PROBLEM STATEMENT: In the records that follow, show each line where the word "Gradle" is present.
[Start of DATA TO PROCESS]
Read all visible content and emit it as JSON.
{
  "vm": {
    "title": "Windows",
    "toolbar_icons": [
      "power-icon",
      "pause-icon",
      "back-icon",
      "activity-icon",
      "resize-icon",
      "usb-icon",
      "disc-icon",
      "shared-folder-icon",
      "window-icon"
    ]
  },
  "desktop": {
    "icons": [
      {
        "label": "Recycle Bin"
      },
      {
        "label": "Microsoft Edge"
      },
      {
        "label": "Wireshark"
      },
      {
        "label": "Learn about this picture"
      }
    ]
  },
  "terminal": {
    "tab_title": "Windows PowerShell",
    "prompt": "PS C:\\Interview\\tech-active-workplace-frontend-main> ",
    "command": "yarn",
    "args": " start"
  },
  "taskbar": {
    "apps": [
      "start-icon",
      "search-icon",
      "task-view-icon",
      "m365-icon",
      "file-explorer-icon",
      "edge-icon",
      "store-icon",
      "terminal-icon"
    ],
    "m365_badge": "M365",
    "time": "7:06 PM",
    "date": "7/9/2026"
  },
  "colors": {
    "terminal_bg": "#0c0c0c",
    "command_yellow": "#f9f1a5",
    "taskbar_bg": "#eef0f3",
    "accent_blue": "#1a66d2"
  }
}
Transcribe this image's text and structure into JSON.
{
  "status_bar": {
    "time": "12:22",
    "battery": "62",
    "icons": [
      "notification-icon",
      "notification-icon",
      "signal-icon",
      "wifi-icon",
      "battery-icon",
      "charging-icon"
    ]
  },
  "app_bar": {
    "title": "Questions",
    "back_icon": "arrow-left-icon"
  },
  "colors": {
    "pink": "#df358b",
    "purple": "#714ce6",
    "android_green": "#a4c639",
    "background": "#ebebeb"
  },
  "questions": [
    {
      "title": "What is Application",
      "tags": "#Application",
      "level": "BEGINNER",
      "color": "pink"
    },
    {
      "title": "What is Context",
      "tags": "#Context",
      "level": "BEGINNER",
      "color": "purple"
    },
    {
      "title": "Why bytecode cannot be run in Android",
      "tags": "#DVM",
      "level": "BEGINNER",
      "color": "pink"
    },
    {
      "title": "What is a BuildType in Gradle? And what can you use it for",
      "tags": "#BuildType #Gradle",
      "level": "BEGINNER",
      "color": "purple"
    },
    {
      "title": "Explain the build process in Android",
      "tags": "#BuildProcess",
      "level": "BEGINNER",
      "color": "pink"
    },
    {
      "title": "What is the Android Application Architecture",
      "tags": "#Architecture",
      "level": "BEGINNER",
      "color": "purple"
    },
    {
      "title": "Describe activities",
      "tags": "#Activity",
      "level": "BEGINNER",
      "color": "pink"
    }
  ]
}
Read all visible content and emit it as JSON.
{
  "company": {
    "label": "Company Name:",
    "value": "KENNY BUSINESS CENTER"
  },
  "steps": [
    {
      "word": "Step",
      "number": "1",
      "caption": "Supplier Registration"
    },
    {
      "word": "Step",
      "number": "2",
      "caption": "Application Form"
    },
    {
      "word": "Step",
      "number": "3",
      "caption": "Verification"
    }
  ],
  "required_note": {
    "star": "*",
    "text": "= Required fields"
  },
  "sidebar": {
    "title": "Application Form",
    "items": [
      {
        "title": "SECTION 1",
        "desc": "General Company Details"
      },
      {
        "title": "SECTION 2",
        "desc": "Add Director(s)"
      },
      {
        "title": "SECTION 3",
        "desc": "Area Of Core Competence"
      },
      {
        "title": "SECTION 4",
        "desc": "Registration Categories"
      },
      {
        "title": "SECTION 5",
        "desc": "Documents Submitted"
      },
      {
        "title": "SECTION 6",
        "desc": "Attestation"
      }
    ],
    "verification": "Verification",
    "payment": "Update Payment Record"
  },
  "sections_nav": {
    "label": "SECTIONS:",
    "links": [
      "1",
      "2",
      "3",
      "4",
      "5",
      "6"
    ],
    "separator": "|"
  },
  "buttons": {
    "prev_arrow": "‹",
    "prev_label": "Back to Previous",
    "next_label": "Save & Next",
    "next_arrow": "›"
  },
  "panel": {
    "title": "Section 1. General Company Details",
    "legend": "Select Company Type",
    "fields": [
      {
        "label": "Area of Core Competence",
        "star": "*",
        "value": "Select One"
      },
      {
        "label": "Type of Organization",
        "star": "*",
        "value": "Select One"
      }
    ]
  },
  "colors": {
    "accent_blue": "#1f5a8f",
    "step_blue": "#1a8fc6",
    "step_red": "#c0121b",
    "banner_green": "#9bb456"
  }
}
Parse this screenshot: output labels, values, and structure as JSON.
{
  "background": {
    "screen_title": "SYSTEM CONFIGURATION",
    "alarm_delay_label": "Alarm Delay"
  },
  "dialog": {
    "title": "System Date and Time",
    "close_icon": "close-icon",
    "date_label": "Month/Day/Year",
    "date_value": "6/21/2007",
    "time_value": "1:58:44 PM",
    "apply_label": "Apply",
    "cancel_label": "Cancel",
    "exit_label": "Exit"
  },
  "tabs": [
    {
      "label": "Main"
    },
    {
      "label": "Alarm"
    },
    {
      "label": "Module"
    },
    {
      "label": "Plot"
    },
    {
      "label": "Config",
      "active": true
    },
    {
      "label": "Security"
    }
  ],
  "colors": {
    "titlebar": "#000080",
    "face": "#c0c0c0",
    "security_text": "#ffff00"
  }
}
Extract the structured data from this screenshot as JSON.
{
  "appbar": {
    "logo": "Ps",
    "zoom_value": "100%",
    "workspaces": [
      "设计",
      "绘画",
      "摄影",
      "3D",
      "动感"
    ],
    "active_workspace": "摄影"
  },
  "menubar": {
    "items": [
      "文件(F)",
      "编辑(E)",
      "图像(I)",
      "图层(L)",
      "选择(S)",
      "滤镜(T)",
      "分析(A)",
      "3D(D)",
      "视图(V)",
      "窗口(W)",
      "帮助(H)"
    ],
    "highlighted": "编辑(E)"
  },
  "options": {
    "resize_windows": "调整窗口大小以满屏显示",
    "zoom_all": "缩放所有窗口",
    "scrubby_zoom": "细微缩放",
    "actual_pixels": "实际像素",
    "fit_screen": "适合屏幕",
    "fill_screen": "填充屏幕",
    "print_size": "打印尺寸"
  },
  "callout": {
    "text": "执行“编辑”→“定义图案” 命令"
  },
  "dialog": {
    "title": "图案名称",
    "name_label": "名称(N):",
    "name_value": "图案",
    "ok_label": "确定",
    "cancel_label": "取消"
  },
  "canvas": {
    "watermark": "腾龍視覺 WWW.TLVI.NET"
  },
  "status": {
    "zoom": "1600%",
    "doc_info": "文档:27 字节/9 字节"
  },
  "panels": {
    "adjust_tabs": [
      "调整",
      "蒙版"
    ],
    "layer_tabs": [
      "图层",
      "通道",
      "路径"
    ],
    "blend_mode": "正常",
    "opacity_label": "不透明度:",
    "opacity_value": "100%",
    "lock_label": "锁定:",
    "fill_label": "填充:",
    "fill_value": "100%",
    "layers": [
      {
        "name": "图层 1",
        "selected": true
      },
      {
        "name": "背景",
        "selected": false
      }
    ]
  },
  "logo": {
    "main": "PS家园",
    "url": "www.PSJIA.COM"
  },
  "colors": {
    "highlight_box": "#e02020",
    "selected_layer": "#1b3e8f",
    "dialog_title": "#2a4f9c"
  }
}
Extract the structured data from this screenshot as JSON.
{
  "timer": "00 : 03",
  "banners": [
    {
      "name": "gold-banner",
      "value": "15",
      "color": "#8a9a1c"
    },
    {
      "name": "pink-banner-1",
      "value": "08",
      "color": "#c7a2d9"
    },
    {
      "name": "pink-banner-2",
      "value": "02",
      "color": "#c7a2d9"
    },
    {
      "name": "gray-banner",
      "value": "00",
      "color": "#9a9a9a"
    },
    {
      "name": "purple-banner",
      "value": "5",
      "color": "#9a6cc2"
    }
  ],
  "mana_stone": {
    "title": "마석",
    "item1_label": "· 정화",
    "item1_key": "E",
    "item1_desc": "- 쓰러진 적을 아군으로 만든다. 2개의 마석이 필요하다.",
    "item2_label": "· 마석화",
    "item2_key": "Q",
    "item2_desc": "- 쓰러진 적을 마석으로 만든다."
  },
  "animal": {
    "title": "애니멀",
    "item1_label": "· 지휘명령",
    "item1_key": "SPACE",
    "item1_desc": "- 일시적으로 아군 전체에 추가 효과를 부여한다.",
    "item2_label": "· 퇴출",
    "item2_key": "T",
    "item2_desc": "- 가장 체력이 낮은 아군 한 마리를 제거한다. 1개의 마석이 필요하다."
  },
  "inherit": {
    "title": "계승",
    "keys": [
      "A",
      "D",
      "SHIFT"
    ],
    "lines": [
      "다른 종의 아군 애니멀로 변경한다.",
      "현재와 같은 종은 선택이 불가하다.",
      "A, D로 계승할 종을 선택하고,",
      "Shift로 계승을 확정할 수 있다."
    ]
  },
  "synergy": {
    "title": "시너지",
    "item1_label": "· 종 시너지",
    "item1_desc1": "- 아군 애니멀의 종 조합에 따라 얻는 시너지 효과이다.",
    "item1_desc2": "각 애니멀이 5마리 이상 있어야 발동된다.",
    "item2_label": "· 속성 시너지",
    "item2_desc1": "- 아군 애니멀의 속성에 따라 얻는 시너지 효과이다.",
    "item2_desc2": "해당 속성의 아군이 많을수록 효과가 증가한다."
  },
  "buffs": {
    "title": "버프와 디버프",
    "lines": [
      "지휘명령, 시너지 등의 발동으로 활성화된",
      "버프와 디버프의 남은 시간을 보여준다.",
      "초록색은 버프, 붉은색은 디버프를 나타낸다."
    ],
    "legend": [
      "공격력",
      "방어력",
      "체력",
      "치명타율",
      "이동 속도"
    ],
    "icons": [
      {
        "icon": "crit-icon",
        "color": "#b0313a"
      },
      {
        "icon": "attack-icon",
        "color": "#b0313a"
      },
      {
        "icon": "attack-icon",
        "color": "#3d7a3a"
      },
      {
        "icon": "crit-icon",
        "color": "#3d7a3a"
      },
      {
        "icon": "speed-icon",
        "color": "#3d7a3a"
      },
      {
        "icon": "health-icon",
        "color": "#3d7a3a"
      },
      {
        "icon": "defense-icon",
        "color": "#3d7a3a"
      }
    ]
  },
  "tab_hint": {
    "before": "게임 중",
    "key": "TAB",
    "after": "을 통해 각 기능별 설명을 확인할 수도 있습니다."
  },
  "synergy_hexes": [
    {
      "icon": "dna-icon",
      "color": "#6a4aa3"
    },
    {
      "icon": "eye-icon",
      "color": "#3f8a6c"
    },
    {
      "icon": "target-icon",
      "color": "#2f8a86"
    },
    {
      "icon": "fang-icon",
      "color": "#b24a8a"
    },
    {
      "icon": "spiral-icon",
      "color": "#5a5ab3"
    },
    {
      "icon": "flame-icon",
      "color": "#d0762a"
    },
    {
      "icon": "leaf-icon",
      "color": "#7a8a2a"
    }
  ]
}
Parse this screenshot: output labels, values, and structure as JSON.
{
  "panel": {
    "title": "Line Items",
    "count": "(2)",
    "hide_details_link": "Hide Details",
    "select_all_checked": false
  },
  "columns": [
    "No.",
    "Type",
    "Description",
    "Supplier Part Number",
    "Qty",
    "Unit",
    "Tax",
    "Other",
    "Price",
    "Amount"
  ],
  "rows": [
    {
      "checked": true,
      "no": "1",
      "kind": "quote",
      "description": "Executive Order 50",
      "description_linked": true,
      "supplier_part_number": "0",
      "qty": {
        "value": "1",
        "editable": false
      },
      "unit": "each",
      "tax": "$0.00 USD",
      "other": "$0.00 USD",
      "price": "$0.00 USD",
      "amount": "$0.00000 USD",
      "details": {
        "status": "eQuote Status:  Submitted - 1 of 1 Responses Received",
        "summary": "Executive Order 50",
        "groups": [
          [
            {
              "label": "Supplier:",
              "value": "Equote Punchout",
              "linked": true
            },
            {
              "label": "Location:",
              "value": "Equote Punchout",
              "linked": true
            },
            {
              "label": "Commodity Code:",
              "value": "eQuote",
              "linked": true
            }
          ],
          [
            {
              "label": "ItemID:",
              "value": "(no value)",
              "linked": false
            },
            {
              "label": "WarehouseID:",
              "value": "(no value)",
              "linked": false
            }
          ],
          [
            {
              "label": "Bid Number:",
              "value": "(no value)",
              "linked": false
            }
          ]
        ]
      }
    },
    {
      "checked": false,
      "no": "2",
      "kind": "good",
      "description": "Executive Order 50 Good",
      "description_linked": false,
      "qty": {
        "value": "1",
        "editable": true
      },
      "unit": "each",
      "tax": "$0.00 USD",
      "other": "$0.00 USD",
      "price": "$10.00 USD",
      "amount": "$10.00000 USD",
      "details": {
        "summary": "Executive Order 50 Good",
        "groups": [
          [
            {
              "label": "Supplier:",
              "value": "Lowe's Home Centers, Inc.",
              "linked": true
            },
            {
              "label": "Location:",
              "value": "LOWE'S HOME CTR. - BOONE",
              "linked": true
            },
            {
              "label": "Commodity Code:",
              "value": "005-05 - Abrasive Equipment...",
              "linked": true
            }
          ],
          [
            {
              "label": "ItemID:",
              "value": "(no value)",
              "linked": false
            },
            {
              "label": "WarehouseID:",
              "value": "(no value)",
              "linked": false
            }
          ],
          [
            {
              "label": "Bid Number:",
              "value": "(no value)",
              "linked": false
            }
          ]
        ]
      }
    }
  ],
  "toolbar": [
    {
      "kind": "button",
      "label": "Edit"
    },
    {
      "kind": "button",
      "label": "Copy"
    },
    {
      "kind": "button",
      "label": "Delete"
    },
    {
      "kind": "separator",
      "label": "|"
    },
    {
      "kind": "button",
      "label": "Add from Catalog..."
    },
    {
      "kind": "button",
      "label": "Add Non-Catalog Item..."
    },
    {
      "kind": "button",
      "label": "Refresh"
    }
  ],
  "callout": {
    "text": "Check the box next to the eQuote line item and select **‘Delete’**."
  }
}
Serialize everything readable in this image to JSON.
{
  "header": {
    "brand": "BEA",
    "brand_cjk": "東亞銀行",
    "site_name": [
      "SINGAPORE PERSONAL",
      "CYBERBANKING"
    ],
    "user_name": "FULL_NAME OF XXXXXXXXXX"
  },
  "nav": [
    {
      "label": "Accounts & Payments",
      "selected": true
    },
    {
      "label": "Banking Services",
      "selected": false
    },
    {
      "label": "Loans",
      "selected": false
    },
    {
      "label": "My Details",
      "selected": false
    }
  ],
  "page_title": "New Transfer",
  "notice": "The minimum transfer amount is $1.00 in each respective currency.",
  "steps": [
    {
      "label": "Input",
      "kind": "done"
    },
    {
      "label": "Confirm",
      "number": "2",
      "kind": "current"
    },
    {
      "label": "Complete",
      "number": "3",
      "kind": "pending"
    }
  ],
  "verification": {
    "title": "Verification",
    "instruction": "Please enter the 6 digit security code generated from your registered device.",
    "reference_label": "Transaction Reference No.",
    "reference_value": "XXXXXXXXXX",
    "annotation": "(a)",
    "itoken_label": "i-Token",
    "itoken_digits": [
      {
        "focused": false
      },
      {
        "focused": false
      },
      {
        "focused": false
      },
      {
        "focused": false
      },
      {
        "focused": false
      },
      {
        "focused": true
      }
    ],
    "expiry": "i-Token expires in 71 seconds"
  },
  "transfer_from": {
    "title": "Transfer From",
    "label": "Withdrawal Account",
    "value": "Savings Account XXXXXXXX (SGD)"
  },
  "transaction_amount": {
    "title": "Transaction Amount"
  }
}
[End of DATA TO PROCESS]
COMPLETE ANSWER:
      "title": "What is a BuildType in Gradle? And what can you use it for",
      "tags": "#BuildType #Gradle",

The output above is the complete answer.